*DESCRIPTION OF THE TASK*
What is needed is a word-for-word copy of the listing below, without pictures.

*DATASET ENTRIES*
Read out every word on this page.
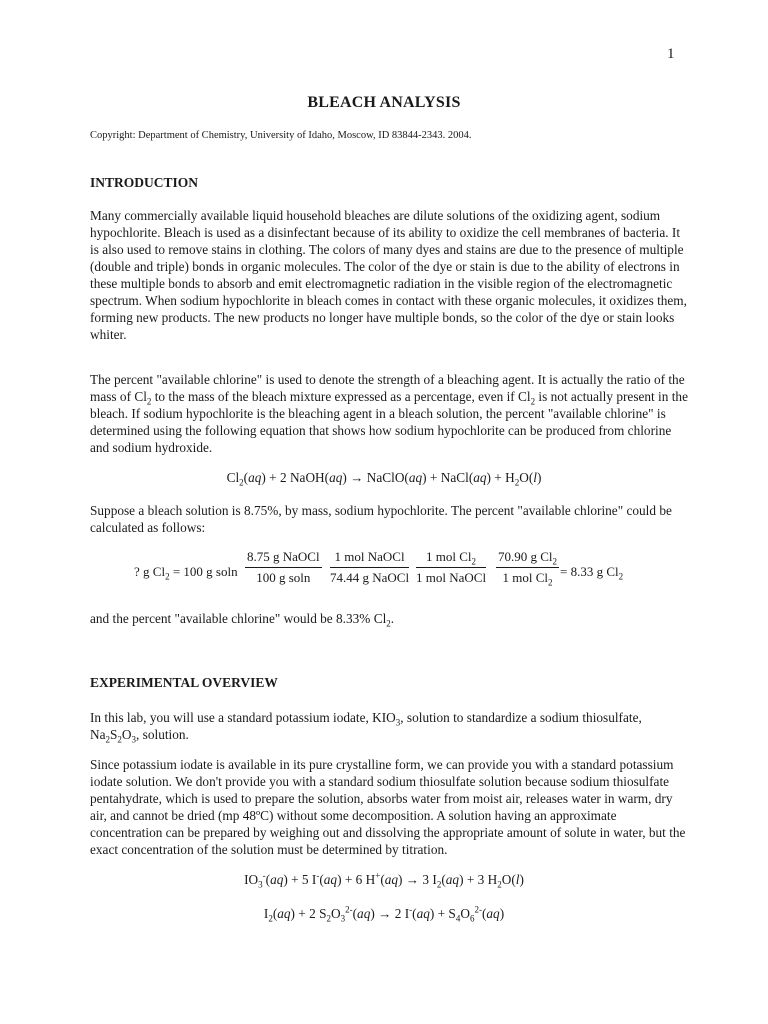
1
BLEACH ANALYSIS
Copyright: Department of Chemistry, University of Idaho, Moscow, ID 83844-2343. 2004.
INTRODUCTION

Many commercially available liquid household bleaches are dilute solutions of the oxidizing agent, sodium hypochlorite. Bleach is used as a disinfectant because of its ability to oxidize the cell membranes of bacteria. It is also used to remove stains in clothing. The colors of many dyes and stains are due to the presence of multiple (double and triple) bonds in organic molecules. The color of the dye or stain is due to the ability of electrons in these multiple bonds to absorb and emit electromagnetic radiation in the visible region of the electromagnetic spectrum. When sodium hypochlorite in bleach comes in contact with these organic molecules, it oxidizes them, forming new products. The new products no longer have multiple bonds, so the color of the dye or stain looks whiter.

The percent "available chlorine" is used to denote the strength of a bleaching agent. It is actually the ratio of the mass of $Cl_2$ to the mass of the bleach mixture expressed as a percentage, even if $Cl_2$ is not actually present in the bleach. If sodium hypochlorite is the bleaching agent in a bleach solution, the percent "available chlorine" is determined using the following equation that shows how sodium hypochlorite can be produced from chlorine and sodium hydroxide.

$Cl_2(aq) + 2$ NaOH(aq) → NaClO(aq) + NaCl(aq) + $H_2O(l)$

Suppose a bleach solution is 8.75%, by mass, sodium hypochlorite. The percent "available chlorine" could be calculated as follows:

? g $Cl_2 = 100$ g soln
8.75 g NaOCl
100 g soln
1 mol NaOCl
74.44 g NaOCl
1 mol $Cl_2$
1 mol NaOCl
70.90 g $Cl_2$
1 mol $Cl_2$
= 8.33 g $Cl_2$

and the percent "available chlorine" would be 8.33% $Cl_2$.

EXPERIMENTAL OVERVIEW

In this lab, you will use a standard potassium iodate, $KIO_3$, solution to standardize a sodium thiosulfate, $Na_2S_2O_3$, solution.

Since potassium iodate is available in its pure crystalline form, we can provide you with a standard potassium iodate solution. We don't provide you with a standard sodium thiosulfate solution because sodium thiosulfate pentahydrate, which is used to prepare the solution, absorbs water from moist air, releases water in warm, dry air, and cannot be dried (mp 48ºC) without some decomposition. A solution having an approximate concentration can be prepared by weighing out and dissolving the appropriate amount of solute in water, but the exact concentration of the solution must be determined by titration.

$IO_3^-(aq) + 5$ I-(aq) + 6 H+(aq) → 3 $I_2(aq) + 3$ $H_2O(l)$
$I_2(aq) + 2$ $S_2O_3^{2-}(aq) \to 2$ $I^-(aq) + S_4O_6^{2-}(aq)$
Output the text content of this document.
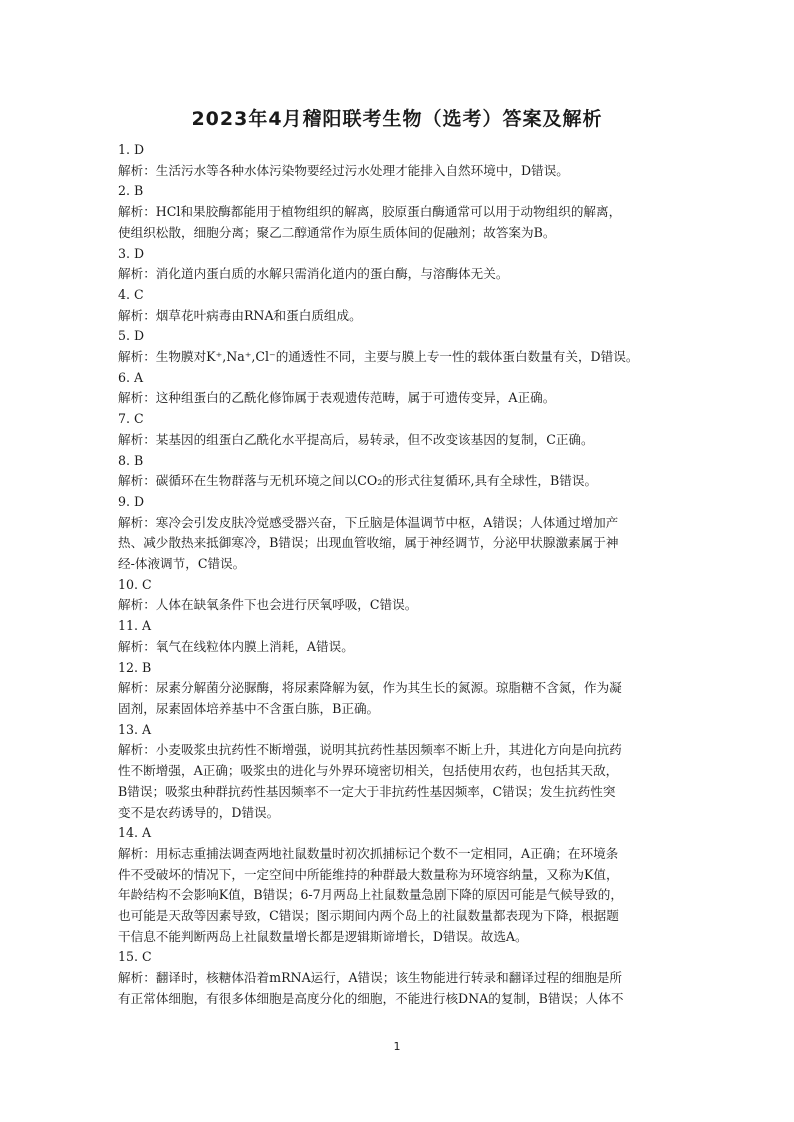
2023年4月稽阳联考生物（选考）答案及解析
1. D
解析：生活污水等各种水体污染物要经过污水处理才能排入自然环境中，D错误。
2. B
解析：HCl和果胶酶都能用于植物组织的解离，胶原蛋白酶通常可以用于动物组织的解离，
使组织松散，细胞分离；聚乙二醇通常作为原生质体间的促融剂；故答案为B。
3. D
解析：消化道内蛋白质的水解只需消化道内的蛋白酶，与溶酶体无关。
4. C
解析：烟草花叶病毒由RNA和蛋白质组成。
5. D
解析：生物膜对K⁺,Na⁺,Cl⁻的通透性不同，主要与膜上专一性的载体蛋白数量有关，D错误。
6. A
解析：这种组蛋白的乙酰化修饰属于表观遗传范畴，属于可遗传变异，A正确。
7. C
解析：某基因的组蛋白乙酰化水平提高后，易转录，但不改变该基因的复制，C正确。
8. B
解析：碳循环在生物群落与无机环境之间以CO₂的形式往复循环,具有全球性，B错误。
9. D
解析：寒冷会引发皮肤冷觉感受器兴奋，下丘脑是体温调节中枢，A错误；人体通过增加产
热、减少散热来抵御寒冷，B错误；出现血管收缩，属于神经调节，分泌甲状腺激素属于神
经-体液调节，C错误。
10. C
解析：人体在缺氧条件下也会进行厌氧呼吸，C错误。
11. A
解析：氧气在线粒体内膜上消耗，A错误。
12. B
解析：尿素分解菌分泌脲酶，将尿素降解为氨，作为其生长的氮源。琼脂糖不含氮，作为凝
固剂，尿素固体培养基中不含蛋白胨，B正确。
13. A
解析：小麦吸浆虫抗药性不断增强，说明其抗药性基因频率不断上升，其进化方向是向抗药
性不断增强，A正确；吸浆虫的进化与外界环境密切相关，包括使用农药，也包括其天敌，
B错误；吸浆虫种群抗药性基因频率不一定大于非抗药性基因频率，C错误；发生抗药性突
变不是农药诱导的，D错误。
14. A
解析：用标志重捕法调查两地社鼠数量时初次抓捕标记个数不一定相同，A正确；在环境条
件不受破坏的情况下，一定空间中所能维持的种群最大数量称为环境容纳量，又称为K值，
年龄结构不会影响K值，B错误；6-7月两岛上社鼠数量急剧下降的原因可能是气候导致的，
也可能是天敌等因素导致，C错误；图示期间内两个岛上的社鼠数量都表现为下降，根据题
干信息不能判断两岛上社鼠数量增长都是逻辑斯谛增长，D错误。故选A。
15. C
解析：翻译时，核糖体沿着mRNA运行，A错误；该生物能进行转录和翻译过程的细胞是所
有正常体细胞，有很多体细胞是高度分化的细胞，不能进行核DNA的复制，B错误；人体不
1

*ANSWER TO THIS TASK*
Read out every word on this page.
1
BLEACH ANALYSIS
Copyright: Department of Chemistry, University of Idaho, Moscow, ID 83844-2343. 2004.
INTRODUCTION

Many commercially available liquid household bleaches are dilute solutions of the oxidizing agent, sodium hypochlorite. Bleach is used as a disinfectant because of its ability to oxidize the cell membranes of bacteria. It is also used to remove stains in clothing. The colors of many dyes and stains are due to the presence of multiple (double and triple) bonds in organic molecules. The color of the dye or stain is due to the ability of electrons in these multiple bonds to absorb and emit electromagnetic radiation in the visible region of the electromagnetic spectrum. When sodium hypochlorite in bleach comes in contact with these organic molecules, it oxidizes them, forming new products. The new products no longer have multiple bonds, so the color of the dye or stain looks whiter.

The percent "available chlorine" is used to denote the strength of a bleaching agent. It is actually the ratio of the mass of $Cl_2$ to the mass of the bleach mixture expressed as a percentage, even if $Cl_2$ is not actually present in the bleach. If sodium hypochlorite is the bleaching agent in a bleach solution, the percent "available chlorine" is determined using the following equation that shows how sodium hypochlorite can be produced from chlorine and sodium hydroxide.

$Cl_2(aq) + 2$ NaOH(aq) → NaClO(aq) + NaCl(aq) + $H_2O(l)$

Suppose a bleach solution is 8.75%, by mass, sodium hypochlorite. The percent "available chlorine" could be calculated as follows:

? g $Cl_2 = 100$ g soln
8.75 g NaOCl
100 g soln
1 mol NaOCl
74.44 g NaOCl
1 mol $Cl_2$
1 mol NaOCl
70.90 g $Cl_2$
1 mol $Cl_2$
= 8.33 g $Cl_2$

and the percent "available chlorine" would be 8.33% $Cl_2$.

EXPERIMENTAL OVERVIEW

In this lab, you will use a standard potassium iodate, $KIO_3$, solution to standardize a sodium thiosulfate, $Na_2S_2O_3$, solution.

Since potassium iodate is available in its pure crystalline form, we can provide you with a standard potassium iodate solution. We don't provide you with a standard sodium thiosulfate solution because sodium thiosulfate pentahydrate, which is used to prepare the solution, absorbs water from moist air, releases water in warm, dry air, and cannot be dried (mp 48ºC) without some decomposition. A solution having an approximate concentration can be prepared by weighing out and dissolving the appropriate amount of solute in water, but the exact concentration of the solution must be determined by titration.

$IO_3^-(aq) + 5$ I-(aq) + 6 H+(aq) → 3 $I_2(aq) + 3$ $H_2O(l)$
$I_2(aq) + 2$ $S_2O_3^{2-}(aq) \to 2$ $I^-(aq) + S_4O_6^{2-}(aq)$
Output the text content of this document.
2023年4月稽阳联考生物（选考）答案及解析
1. D
解析：生活污水等各种水体污染物要经过污水处理才能排入自然环境中，D错误。
2. B
解析：HCl和果胶酶都能用于植物组织的解离，胶原蛋白酶通常可以用于动物组织的解离，
使组织松散，细胞分离；聚乙二醇通常作为原生质体间的促融剂；故答案为B。
3. D
解析：消化道内蛋白质的水解只需消化道内的蛋白酶，与溶酶体无关。
4. C
解析：烟草花叶病毒由RNA和蛋白质组成。
5. D
解析：生物膜对K⁺,Na⁺,Cl⁻的通透性不同，主要与膜上专一性的载体蛋白数量有关，D错误。
6. A
解析：这种组蛋白的乙酰化修饰属于表观遗传范畴，属于可遗传变异，A正确。
7. C
解析：某基因的组蛋白乙酰化水平提高后，易转录，但不改变该基因的复制，C正确。
8. B
解析：碳循环在生物群落与无机环境之间以CO₂的形式往复循环,具有全球性，B错误。
9. D
解析：寒冷会引发皮肤冷觉感受器兴奋，下丘脑是体温调节中枢，A错误；人体通过增加产
热、减少散热来抵御寒冷，B错误；出现血管收缩，属于神经调节，分泌甲状腺激素属于神
经-体液调节，C错误。
10. C
解析：人体在缺氧条件下也会进行厌氧呼吸，C错误。
11. A
解析：氧气在线粒体内膜上消耗，A错误。
12. B
解析：尿素分解菌分泌脲酶，将尿素降解为氨，作为其生长的氮源。琼脂糖不含氮，作为凝
固剂，尿素固体培养基中不含蛋白胨，B正确。
13. A
解析：小麦吸浆虫抗药性不断增强，说明其抗药性基因频率不断上升，其进化方向是向抗药
性不断增强，A正确；吸浆虫的进化与外界环境密切相关，包括使用农药，也包括其天敌，
B错误；吸浆虫种群抗药性基因频率不一定大于非抗药性基因频率，C错误；发生抗药性突
变不是农药诱导的，D错误。
14. A
解析：用标志重捕法调查两地社鼠数量时初次抓捕标记个数不一定相同，A正确；在环境条
件不受破坏的情况下，一定空间中所能维持的种群最大数量称为环境容纳量，又称为K值，
年龄结构不会影响K值，B错误；6-7月两岛上社鼠数量急剧下降的原因可能是气候导致的，
也可能是天敌等因素导致，C错误；图示期间内两个岛上的社鼠数量都表现为下降，根据题
干信息不能判断两岛上社鼠数量增长都是逻辑斯谛增长，D错误。故选A。
15. C
解析：翻译时，核糖体沿着mRNA运行，A错误；该生物能进行转录和翻译过程的细胞是所
有正常体细胞，有很多体细胞是高度分化的细胞，不能进行核DNA的复制，B错误；人体不
1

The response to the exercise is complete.